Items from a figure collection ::
= = = =
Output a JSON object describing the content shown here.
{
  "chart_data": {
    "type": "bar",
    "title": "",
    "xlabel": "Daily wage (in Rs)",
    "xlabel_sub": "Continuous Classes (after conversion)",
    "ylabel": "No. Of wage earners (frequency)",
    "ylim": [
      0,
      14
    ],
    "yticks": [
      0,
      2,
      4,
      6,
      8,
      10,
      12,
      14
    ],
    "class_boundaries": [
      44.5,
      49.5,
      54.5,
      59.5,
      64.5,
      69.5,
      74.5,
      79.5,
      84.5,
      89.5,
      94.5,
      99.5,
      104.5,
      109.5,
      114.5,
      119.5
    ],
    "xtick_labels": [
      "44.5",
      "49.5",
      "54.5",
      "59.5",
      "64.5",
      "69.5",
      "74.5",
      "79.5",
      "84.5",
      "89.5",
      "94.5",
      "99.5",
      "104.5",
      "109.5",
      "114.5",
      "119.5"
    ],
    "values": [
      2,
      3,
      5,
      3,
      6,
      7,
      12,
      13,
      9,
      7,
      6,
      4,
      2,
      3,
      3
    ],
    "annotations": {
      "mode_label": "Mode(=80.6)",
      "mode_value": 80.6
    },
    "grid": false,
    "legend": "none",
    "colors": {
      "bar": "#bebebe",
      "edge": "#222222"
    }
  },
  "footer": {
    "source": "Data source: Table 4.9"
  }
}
= = = =
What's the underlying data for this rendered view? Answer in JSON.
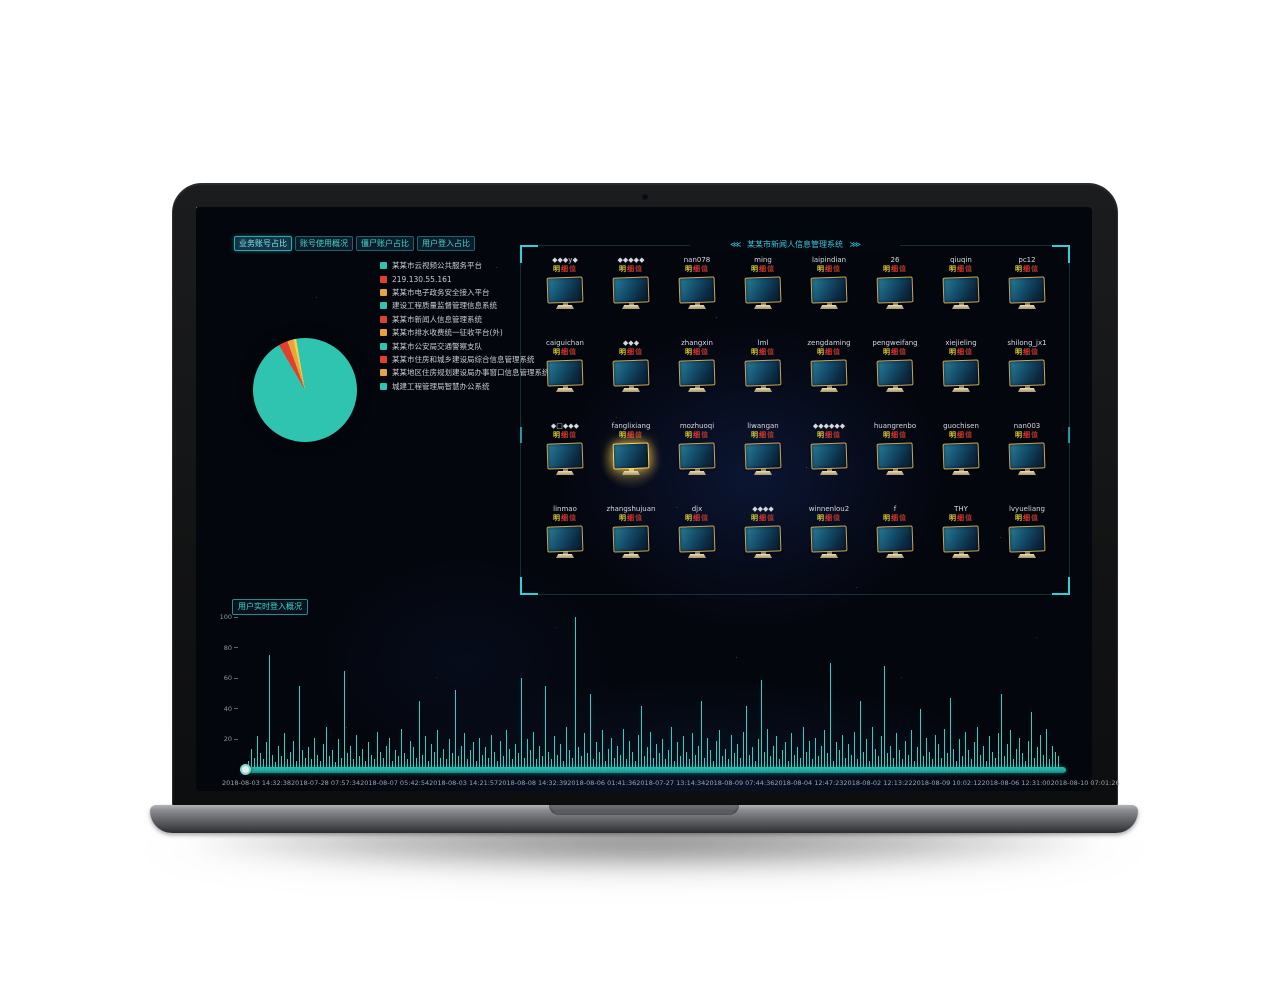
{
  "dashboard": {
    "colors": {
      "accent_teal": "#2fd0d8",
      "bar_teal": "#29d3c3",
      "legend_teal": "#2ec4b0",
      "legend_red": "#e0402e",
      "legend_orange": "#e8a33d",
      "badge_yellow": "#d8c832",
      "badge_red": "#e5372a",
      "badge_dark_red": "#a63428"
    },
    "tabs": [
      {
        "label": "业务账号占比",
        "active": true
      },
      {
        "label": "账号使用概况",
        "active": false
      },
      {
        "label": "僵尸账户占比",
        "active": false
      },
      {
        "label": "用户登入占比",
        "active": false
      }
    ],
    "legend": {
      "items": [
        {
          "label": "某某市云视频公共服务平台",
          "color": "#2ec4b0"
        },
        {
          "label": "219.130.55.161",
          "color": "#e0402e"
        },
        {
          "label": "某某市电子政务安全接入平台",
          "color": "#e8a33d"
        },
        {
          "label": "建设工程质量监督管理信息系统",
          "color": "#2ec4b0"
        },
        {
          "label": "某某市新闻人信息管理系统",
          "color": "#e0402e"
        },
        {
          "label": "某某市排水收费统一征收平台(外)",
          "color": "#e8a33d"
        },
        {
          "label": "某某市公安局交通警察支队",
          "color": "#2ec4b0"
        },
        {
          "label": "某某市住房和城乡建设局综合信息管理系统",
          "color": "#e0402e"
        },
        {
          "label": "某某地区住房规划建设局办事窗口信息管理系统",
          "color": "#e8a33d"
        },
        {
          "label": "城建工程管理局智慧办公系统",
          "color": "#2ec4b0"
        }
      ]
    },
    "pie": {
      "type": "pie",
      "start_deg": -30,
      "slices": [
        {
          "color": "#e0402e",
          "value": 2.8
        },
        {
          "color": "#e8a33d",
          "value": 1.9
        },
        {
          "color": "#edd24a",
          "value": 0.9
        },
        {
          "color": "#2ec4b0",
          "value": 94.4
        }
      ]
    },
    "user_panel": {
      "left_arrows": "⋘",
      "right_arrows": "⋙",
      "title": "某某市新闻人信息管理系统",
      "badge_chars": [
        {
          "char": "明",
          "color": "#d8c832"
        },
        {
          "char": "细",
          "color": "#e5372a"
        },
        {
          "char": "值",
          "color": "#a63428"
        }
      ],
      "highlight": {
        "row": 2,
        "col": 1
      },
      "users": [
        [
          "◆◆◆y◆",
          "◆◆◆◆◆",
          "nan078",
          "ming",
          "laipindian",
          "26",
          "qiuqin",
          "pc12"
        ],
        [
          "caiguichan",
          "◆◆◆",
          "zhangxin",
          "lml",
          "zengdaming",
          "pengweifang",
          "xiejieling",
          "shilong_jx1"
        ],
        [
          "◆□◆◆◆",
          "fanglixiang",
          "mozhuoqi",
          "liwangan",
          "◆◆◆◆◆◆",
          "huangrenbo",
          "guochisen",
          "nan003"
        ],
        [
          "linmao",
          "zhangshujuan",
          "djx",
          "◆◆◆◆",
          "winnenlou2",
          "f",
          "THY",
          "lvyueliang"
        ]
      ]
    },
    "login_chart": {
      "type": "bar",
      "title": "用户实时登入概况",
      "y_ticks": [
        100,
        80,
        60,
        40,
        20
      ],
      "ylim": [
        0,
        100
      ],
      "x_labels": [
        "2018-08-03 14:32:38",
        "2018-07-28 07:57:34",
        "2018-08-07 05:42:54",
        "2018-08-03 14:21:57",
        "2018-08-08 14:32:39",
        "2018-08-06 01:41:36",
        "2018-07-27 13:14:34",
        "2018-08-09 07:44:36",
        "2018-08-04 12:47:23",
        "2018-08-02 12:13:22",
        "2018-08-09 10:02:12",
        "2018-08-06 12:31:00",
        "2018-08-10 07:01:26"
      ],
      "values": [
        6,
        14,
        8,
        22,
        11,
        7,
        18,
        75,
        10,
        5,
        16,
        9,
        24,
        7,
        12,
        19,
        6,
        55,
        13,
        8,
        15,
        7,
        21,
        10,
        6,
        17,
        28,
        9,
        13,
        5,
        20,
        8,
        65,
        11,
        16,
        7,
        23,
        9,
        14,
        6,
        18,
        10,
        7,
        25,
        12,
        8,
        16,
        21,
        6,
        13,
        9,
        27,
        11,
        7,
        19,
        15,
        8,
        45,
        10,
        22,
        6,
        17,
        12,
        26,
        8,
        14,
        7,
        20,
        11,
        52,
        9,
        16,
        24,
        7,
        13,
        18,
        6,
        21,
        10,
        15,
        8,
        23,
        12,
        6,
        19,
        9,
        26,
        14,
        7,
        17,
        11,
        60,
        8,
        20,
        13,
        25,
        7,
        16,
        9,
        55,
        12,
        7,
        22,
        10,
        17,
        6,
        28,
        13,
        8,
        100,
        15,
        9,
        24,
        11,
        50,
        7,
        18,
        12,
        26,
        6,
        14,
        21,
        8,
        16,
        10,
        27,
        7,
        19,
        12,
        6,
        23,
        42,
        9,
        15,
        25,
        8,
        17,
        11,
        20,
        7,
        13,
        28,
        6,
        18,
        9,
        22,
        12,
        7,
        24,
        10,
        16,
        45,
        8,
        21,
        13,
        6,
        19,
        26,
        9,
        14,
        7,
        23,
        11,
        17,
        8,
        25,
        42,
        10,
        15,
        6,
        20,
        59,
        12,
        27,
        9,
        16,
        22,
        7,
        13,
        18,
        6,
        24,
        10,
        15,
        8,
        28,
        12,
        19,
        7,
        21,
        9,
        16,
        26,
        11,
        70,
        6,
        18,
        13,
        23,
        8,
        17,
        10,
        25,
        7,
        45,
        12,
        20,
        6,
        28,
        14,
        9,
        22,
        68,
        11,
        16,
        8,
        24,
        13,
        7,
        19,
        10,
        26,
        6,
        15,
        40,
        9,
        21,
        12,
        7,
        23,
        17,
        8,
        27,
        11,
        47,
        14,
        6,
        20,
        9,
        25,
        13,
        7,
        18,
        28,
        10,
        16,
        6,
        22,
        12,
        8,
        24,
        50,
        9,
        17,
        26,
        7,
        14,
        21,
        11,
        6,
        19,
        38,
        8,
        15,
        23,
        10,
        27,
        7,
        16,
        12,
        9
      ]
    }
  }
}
= = = =
Short exercise ::
Collect the complete line wherever the string "JSON" appears in the records.

Result of the task ::
Output a JSON object describing the content shown here.
What's the underlying data for this rendered view? Answer in JSON.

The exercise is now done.